- OBJECTIVE: Repeat the lines below exactly as they appear, but leave out the images.

Stored data
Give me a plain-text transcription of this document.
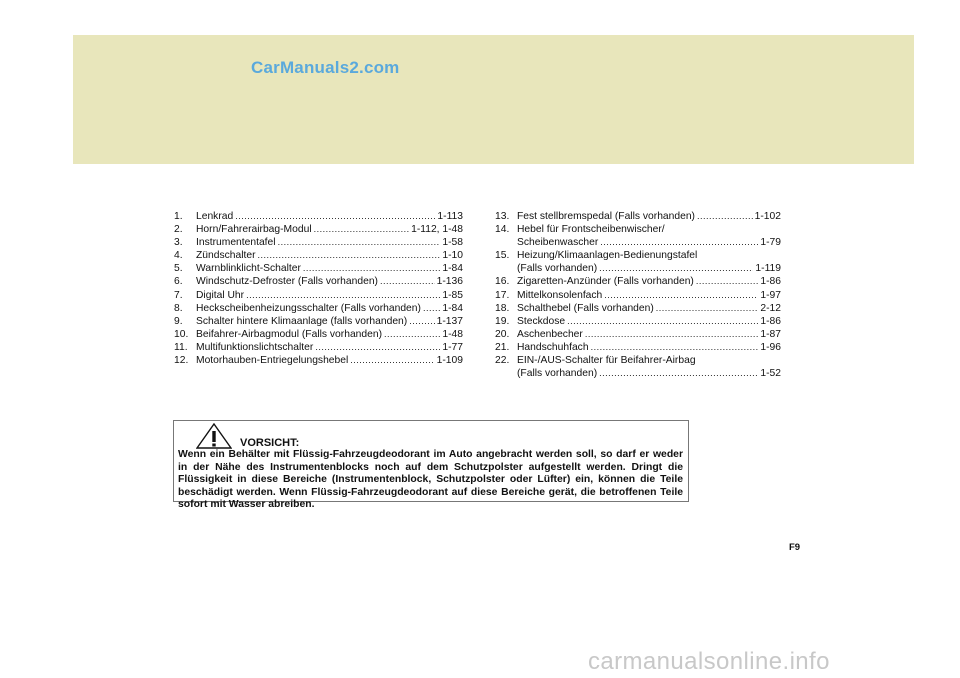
CarManuals2.com
1.	Lenkrad .....	1-113
2.	Horn/Fahrerairbag-Modul .....	1-112, 1-48
3.	Instrumententafel .....	1-58
4.	Zündschalter .....	1-10
5.	Warnblinklicht-Schalter .....	1-84
6.	Windschutz-Defroster (Falls vorhanden) .....	1-136
7.	Digital Uhr .....	1-85
8.	Heckscheibenheizungsschalter (Falls vorhanden) ..... 1-84
9.	Schalter hintere Klimaanlage (falls vorhanden) .....	1-137
10. Beifahrer-Airbagmodul (Falls vorhanden) .....	1-48
11. Multifunktionslichtschalter .....	1-77
12. Motorhauben-Entriegelungshebel .....	1-109
13. Fest stellbremspedal (Falls vorhanden) .....	1-102
14. Hebel für Frontscheibenwischer/
Scheibenwascher .....	1-79
15. Heizung/Klimaanlagen-Bedienungstafel
(Falls vorhanden) .....	1-119
16. Zigaretten-Anzünder (Falls vorhanden) .....	1-86
17. Mittelkonsolenfach .....	1-97
18. Schalthebel (Falls vorhanden) .....	2-12
19. Steckdose .....	1-86
20. Aschenbecher .....	1-87
21. Handschuhfach .....	1-96
22. EIN-/AUS-Schalter für Beifahrer-Airbag
(Falls vorhanden) .....	1-52
VORSICHT:
Wenn ein Behälter mit Flüssig-Fahrzeugdeodorant im Auto angebracht werden soll, so darf er weder in der Nähe des Instrumentenblocks noch auf dem Schutzpolster aufgestellt werden. Dringt die Flüssigkeit in diese Bereiche (Instrumentenblock, Schutzpolster oder Lüfter) ein, können die Teile beschädigt werden. Wenn Flüssig-Fahrzeugdeodorant auf diese Bereiche gerät, die betroffenen Teile sofort mit Wasser abreiben.
F9
carmanualsonline.info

- RESPONSE TO THE EXERCISE:
Give me a plain-text transcription of this document.
CarManuals2.com
1.	Lenkrad .....	1-113
2.	Horn/Fahrerairbag-Modul .....	1-112, 1-48
3.	Instrumententafel .....	1-58
4.	Zündschalter .....	1-10
5.	Warnblinklicht-Schalter .....	1-84
6.	Windschutz-Defroster (Falls vorhanden) .....	1-136
7.	Digital Uhr .....	1-85
8.	Heckscheibenheizungsschalter (Falls vorhanden) ..... 1-84
9.	Schalter hintere Klimaanlage (falls vorhanden) .....	1-137
10. Beifahrer-Airbagmodul (Falls vorhanden) .....	1-48
11. Multifunktionslichtschalter .....	1-77
12. Motorhauben-Entriegelungshebel .....	1-109
13. Fest stellbremspedal (Falls vorhanden) .....	1-102
14. Hebel für Frontscheibenwischer/
Scheibenwascher .....	1-79
15. Heizung/Klimaanlagen-Bedienungstafel
(Falls vorhanden) .....	1-119
16. Zigaretten-Anzünder (Falls vorhanden) .....	1-86
17. Mittelkonsolenfach .....	1-97
18. Schalthebel (Falls vorhanden) .....	2-12
19. Steckdose .....	1-86
20. Aschenbecher .....	1-87
21. Handschuhfach .....	1-96
22. EIN-/AUS-Schalter für Beifahrer-Airbag
(Falls vorhanden) .....	1-52
VORSICHT:
Wenn ein Behälter mit Flüssig-Fahrzeugdeodorant im Auto angebracht werden soll, so darf er weder in der Nähe des Instrumentenblocks noch auf dem Schutzpolster aufgestellt werden. Dringt die Flüssigkeit in diese Bereiche (Instrumentenblock, Schutzpolster oder Lüfter) ein, können die Teile beschädigt werden. Wenn Flüssig-Fahrzeugdeodorant auf diese Bereiche gerät, die betroffenen Teile sofort mit Wasser abreiben.
F9
carmanualsonline.info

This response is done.